=== Begin Enclosure ===
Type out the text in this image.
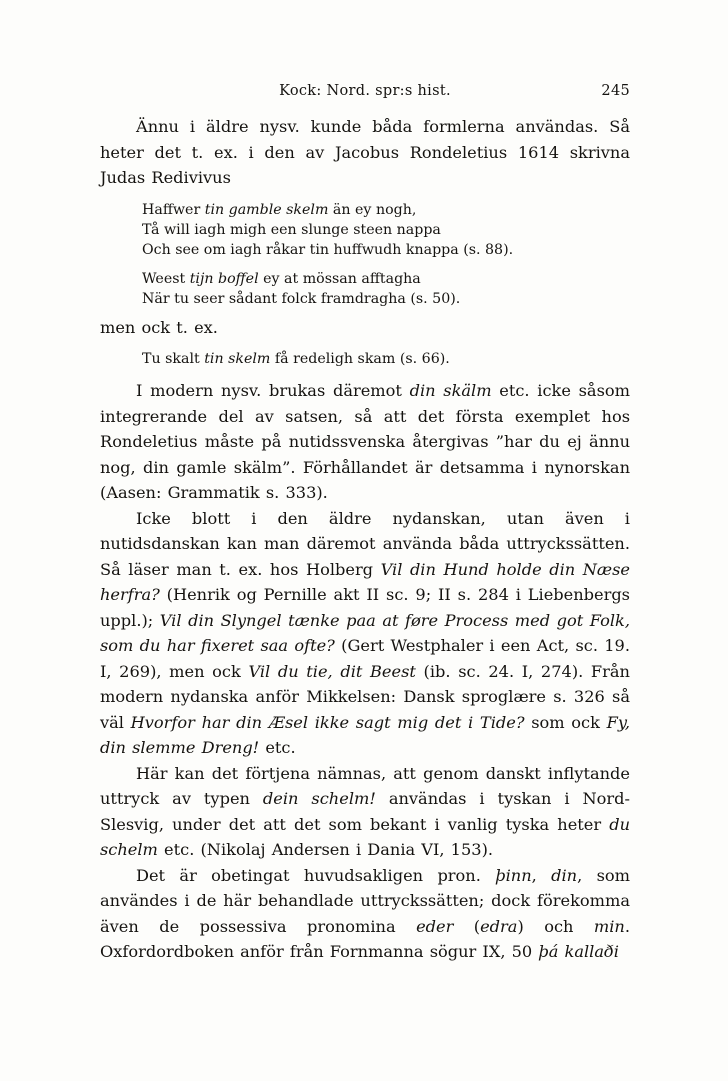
Kock: Nord. spr:s hist.	245

Ännu i äldre nysv. kunde båda formlerna användas. Så heter det t. ex. i den av Jacobus Rondeletius 1614 skrivna Judas Redivivus

Haffwer tin gamble skelm än ey nogh,
Tå will iagh migh een slunge steen nappa
Och see om iagh råkar tin huffwudh knappa (s. 88).
Weest tijn boffel ey at mössan afftagha
När tu seer sådant folck framdragha (s. 50).

men ock t. ex.

Tu skalt tin skelm få redeligh skam (s. 66).

I modern nysv. brukas däremot din skälm etc. icke såsom integrerande del av satsen, så att det första exemplet hos Rondeletius måste på nutidssvenska återgivas ”har du ej ännu nog, din gamle skälm”. Förhållandet är detsamma i nynorskan (Aasen: Grammatik s. 333).

Icke blott i den äldre nydanskan, utan även i nutidsdanskan kan man däremot använda båda uttryckssätten. Så läser man t. ex. hos Holberg Vil din Hund holde din Næse herfra? (Henrik og Pernille akt II sc. 9; II s. 284 i Liebenbergs uppl.); Vil din Slyngel tænke paa at føre Process med got Folk, som du har fixeret saa ofte? (Gert Westphaler i een Act, sc. 19. I, 269), men ock Vil du tie, dit Beest (ib. sc. 24. I, 274). Från modern nydanska anför Mikkelsen: Dansk sproglære s. 326 så väl Hvorfor har din Æsel ikke sagt mig det i Tide? som ock Fy, din slemme Dreng! etc.

Här kan det förtjena nämnas, att genom danskt inflytande uttryck av typen dein schelm! användas i tyskan i Nord-Slesvig, under det att det som bekant i vanlig tyska heter du schelm etc. (Nikolaj Andersen i Dania VI, 153).

Det är obetingat huvudsakligen pron. þinn, din, som användes i de här behandlade uttryckssätten; dock förekomma även de possessiva pronomina eder (edra) och min. Oxfordordboken anför från Fornmanna sögur IX, 50 þá kallaði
=== End Enclosure ===
● WHAT YOU NEED TO DO
Please go over the data above and copy each line with "Nord" in it.

● YOUR RESPONSE
Kock: Nord. spr:s hist.	245
Här kan det förtjena nämnas, att genom danskt inflytande uttryck av typen dein schelm! användas i tyskan i Nord-Slesvig, under det att det som bekant i vanlig tyska heter du schelm etc. (Nikolaj Andersen i Dania VI, 153).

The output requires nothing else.